- Supplied records

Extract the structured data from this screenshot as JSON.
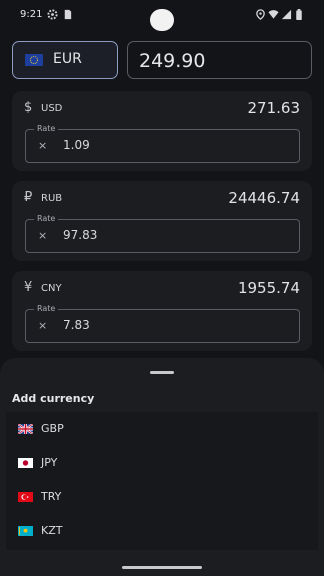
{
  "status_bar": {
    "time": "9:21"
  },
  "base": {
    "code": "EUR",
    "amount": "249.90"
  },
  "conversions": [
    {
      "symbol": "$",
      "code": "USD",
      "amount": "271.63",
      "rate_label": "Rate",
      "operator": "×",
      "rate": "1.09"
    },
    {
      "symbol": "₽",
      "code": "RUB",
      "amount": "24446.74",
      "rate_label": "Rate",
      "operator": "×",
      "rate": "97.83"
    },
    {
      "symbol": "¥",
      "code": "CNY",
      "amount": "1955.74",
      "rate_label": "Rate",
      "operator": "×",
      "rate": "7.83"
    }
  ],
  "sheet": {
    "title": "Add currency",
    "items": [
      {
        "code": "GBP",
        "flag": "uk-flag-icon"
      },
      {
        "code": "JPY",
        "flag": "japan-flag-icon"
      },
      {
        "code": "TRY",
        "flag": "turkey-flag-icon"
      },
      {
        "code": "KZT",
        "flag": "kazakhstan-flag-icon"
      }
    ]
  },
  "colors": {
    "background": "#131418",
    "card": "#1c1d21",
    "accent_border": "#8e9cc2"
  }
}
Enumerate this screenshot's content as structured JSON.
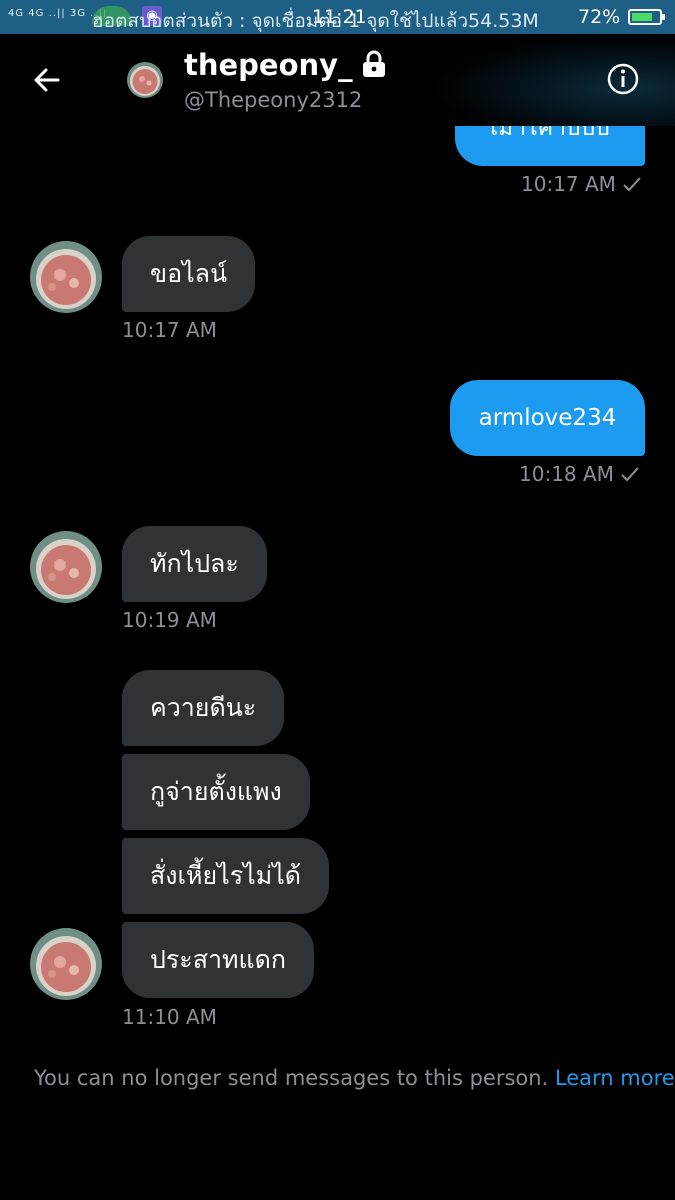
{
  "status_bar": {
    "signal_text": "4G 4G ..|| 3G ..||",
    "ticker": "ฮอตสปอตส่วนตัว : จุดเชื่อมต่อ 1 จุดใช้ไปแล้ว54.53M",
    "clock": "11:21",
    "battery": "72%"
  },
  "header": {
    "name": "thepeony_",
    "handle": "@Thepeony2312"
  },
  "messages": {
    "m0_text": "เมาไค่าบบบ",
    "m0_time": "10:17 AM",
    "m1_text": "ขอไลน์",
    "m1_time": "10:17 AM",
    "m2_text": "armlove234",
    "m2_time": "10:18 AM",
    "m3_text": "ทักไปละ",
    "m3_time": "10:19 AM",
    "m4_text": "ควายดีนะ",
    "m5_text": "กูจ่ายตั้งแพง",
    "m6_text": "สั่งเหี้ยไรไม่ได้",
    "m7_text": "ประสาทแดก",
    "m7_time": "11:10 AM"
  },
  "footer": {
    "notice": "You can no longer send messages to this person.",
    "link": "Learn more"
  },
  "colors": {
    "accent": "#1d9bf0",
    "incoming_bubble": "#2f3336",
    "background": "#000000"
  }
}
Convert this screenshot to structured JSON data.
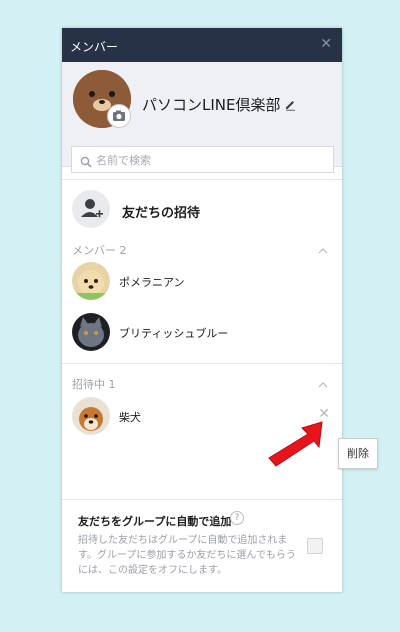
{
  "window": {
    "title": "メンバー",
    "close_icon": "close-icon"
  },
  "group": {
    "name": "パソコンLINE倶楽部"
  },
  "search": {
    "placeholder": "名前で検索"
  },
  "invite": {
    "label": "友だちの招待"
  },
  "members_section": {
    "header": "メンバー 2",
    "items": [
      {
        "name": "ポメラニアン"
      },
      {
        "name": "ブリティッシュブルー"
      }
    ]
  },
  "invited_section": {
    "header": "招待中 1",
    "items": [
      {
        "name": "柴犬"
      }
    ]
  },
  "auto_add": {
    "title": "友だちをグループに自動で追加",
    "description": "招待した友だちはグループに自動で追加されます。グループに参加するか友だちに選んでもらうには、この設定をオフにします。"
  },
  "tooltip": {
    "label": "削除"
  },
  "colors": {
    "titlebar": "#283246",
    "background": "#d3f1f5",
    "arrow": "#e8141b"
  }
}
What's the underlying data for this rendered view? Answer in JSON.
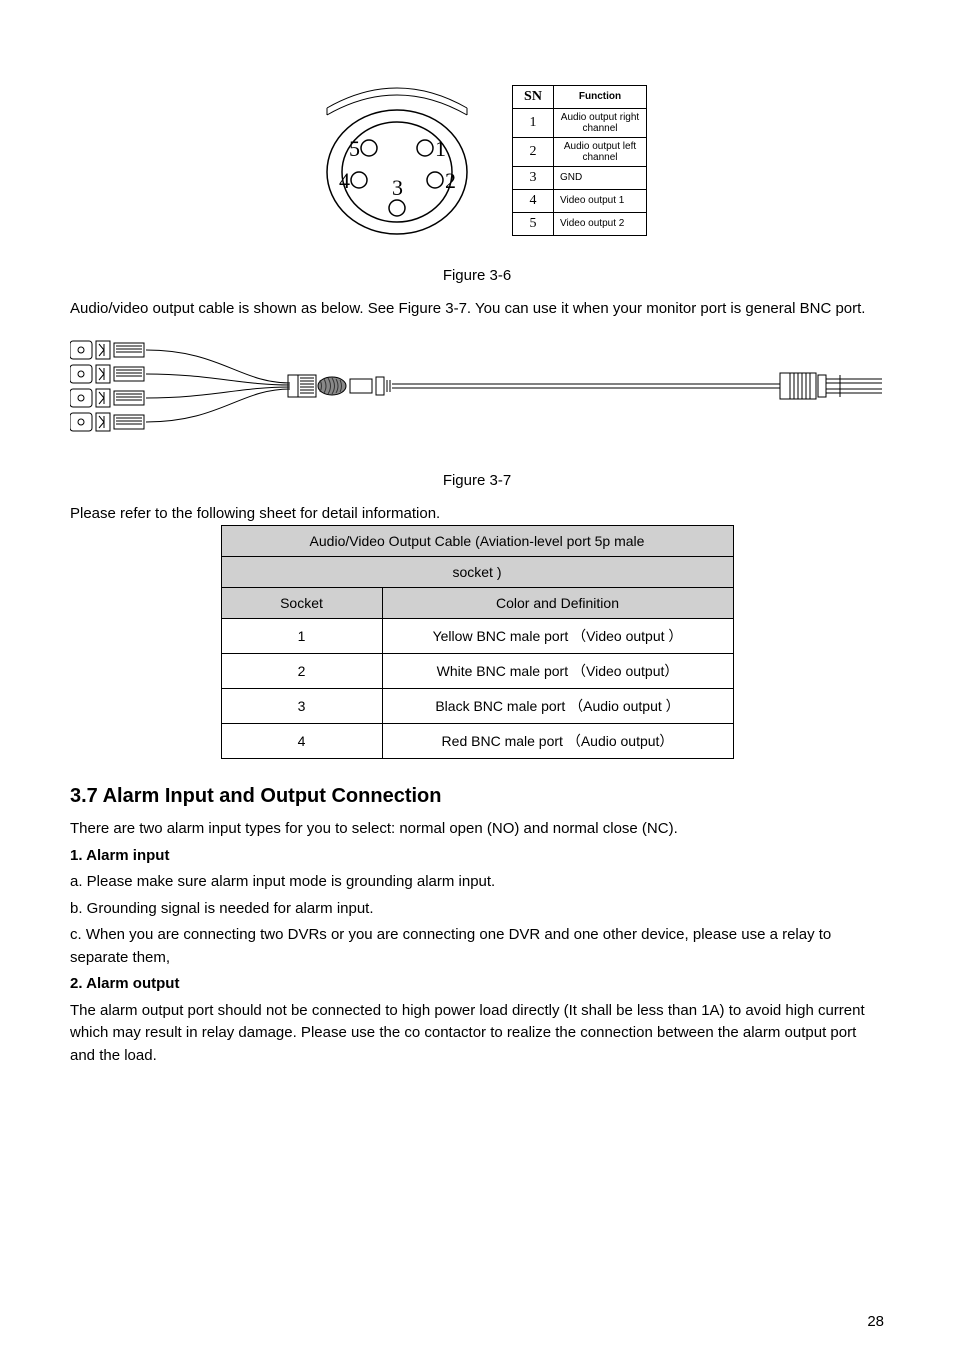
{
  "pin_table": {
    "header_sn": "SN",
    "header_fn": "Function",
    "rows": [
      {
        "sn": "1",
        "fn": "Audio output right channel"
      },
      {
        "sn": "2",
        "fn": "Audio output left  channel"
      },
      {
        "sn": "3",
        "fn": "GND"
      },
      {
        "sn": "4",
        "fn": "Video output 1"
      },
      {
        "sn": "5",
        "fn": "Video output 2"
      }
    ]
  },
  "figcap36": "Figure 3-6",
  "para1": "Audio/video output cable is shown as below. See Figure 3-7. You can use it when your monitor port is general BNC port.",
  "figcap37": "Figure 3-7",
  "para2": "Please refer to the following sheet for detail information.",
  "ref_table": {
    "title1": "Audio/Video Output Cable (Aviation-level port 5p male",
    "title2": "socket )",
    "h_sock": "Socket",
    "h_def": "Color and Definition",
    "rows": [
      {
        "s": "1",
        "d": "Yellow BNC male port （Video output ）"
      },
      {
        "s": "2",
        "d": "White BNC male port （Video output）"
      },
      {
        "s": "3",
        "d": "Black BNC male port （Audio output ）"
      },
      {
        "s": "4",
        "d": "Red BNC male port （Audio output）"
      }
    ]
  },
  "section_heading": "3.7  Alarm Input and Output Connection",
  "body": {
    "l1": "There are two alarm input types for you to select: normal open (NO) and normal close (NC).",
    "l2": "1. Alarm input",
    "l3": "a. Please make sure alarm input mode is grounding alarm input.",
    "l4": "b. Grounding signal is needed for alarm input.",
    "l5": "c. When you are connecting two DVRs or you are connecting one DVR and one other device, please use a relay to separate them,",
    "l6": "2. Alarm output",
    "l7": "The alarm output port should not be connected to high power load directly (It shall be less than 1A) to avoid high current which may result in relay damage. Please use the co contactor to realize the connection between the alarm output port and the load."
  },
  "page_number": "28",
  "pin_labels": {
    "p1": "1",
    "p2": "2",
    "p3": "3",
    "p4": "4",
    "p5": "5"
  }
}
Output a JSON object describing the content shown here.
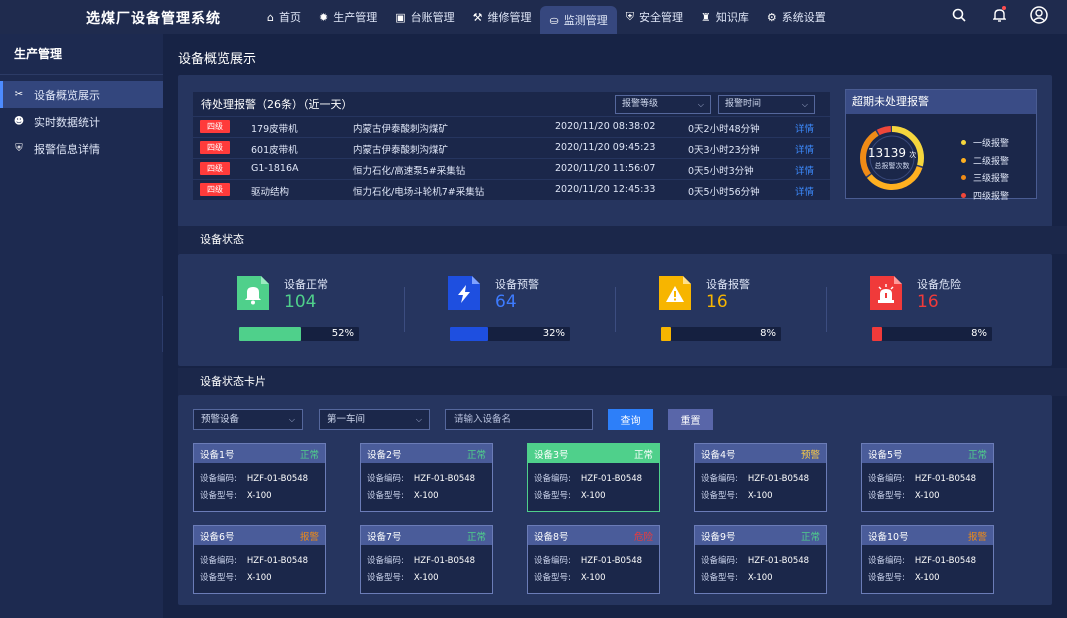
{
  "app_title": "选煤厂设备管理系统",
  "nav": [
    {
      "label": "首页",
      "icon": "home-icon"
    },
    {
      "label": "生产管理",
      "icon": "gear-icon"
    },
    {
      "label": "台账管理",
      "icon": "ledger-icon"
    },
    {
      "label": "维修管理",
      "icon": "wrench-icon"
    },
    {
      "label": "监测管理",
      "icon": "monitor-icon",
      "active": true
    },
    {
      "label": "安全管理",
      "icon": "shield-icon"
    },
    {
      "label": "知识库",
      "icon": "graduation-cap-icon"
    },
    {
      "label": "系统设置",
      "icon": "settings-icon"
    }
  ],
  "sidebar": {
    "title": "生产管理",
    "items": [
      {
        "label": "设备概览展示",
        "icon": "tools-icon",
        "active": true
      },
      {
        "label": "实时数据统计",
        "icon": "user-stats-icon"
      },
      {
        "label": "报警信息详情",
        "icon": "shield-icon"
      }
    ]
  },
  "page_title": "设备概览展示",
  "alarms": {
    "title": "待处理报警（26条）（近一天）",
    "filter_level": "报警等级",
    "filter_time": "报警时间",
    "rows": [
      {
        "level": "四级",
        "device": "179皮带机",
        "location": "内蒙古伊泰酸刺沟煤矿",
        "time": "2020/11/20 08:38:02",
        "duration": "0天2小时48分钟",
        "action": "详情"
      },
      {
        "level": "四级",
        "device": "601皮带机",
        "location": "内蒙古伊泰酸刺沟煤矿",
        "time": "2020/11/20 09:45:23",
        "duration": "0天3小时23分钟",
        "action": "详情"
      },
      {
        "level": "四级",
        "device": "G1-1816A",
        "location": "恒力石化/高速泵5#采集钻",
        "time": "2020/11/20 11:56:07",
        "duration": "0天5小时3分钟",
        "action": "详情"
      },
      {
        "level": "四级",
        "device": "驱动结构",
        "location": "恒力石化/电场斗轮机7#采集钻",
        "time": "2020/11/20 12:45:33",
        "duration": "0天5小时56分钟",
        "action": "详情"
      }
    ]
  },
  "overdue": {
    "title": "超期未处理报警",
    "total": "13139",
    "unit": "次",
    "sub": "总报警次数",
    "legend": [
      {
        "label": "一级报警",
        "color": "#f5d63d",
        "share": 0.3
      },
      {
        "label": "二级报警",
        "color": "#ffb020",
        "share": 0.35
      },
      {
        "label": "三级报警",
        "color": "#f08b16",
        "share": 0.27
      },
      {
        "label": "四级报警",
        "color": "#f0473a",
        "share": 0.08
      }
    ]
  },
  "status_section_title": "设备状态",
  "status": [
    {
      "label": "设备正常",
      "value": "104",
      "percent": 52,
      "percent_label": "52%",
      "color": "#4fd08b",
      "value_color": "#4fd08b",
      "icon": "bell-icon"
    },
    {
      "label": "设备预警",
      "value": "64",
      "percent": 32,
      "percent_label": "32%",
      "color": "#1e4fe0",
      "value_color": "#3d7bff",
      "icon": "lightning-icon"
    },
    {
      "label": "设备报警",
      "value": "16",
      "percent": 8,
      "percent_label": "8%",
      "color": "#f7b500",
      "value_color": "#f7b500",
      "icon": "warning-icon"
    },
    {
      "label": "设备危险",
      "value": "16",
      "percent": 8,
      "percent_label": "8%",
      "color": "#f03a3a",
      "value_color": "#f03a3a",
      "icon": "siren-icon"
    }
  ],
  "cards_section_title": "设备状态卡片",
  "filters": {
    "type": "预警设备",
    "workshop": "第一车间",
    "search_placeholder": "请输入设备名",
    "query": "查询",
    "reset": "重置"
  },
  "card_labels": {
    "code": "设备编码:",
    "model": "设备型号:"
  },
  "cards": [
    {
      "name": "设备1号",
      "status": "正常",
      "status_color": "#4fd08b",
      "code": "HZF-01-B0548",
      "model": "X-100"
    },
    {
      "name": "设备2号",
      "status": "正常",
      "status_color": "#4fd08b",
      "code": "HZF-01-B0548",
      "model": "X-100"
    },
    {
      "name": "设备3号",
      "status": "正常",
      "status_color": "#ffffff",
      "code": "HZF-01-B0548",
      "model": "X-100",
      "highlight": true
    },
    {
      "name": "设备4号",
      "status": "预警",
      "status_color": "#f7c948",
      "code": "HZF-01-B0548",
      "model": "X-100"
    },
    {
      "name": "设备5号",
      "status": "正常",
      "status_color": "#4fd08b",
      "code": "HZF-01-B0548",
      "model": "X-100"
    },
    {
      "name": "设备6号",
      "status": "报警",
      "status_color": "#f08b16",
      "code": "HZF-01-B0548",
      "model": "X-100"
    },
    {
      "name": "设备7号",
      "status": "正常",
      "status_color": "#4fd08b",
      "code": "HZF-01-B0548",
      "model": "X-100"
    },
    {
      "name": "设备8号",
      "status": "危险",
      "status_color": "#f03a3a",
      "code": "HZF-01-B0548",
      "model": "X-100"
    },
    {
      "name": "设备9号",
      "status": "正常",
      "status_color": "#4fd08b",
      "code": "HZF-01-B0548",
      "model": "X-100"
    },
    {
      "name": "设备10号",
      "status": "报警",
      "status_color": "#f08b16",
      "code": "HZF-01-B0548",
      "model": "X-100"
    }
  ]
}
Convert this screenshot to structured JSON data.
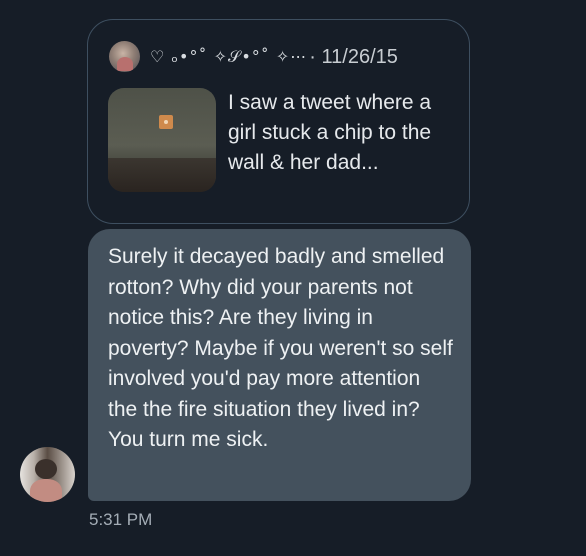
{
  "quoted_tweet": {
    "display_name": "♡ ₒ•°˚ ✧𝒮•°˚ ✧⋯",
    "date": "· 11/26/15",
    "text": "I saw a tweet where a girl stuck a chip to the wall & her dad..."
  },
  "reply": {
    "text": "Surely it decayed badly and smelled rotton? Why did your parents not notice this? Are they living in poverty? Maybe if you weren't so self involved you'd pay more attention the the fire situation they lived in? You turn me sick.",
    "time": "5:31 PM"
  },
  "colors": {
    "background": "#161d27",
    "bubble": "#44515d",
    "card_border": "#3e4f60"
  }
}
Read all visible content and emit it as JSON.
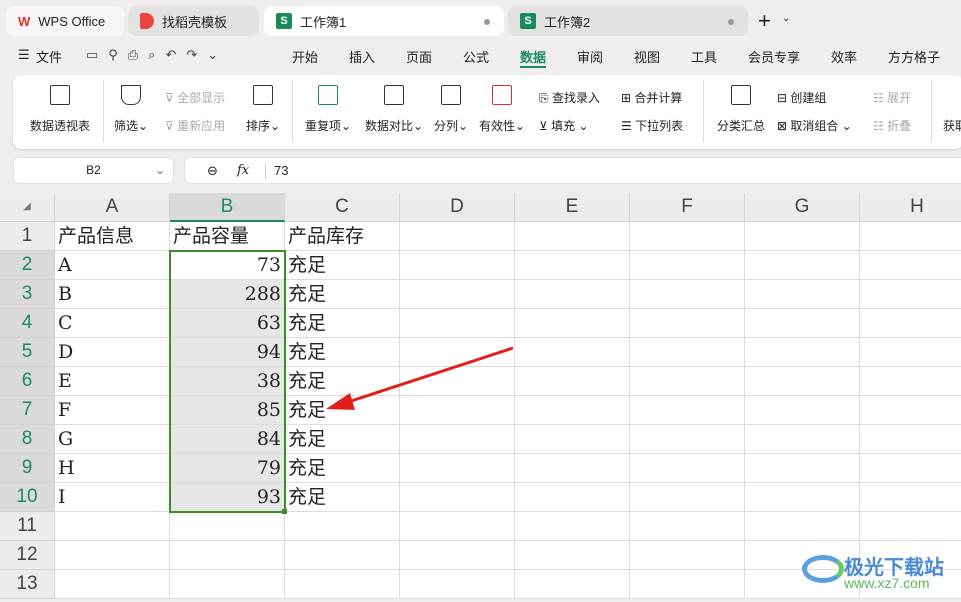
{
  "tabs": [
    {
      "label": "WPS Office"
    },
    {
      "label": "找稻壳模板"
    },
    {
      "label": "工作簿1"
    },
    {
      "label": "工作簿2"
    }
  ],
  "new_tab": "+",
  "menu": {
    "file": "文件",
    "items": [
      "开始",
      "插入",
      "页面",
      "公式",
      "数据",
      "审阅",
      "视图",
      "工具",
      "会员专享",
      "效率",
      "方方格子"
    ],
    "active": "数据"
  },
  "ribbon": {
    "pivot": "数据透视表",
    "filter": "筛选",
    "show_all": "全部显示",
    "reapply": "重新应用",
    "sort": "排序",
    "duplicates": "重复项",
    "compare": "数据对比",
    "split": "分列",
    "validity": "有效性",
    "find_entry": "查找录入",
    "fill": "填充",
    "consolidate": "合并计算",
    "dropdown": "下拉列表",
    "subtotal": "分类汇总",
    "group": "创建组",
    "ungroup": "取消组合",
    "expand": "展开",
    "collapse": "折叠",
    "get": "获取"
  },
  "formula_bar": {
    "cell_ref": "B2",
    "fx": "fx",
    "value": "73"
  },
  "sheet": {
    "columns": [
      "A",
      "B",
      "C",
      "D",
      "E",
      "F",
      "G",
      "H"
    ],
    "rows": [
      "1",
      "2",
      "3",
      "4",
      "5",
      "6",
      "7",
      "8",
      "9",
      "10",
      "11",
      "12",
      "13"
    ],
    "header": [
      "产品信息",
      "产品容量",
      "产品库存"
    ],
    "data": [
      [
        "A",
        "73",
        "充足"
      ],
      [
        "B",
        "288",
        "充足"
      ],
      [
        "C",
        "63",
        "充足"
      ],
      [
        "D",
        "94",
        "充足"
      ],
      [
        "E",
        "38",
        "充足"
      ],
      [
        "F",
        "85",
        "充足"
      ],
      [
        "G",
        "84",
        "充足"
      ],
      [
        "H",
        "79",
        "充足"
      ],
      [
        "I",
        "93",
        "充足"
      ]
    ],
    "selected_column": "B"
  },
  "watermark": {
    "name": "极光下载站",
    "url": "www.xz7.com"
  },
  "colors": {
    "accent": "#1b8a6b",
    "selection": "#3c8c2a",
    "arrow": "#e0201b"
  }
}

- Request
Say the number of lines in the records above that include the string "background", and no more.

- Task response
4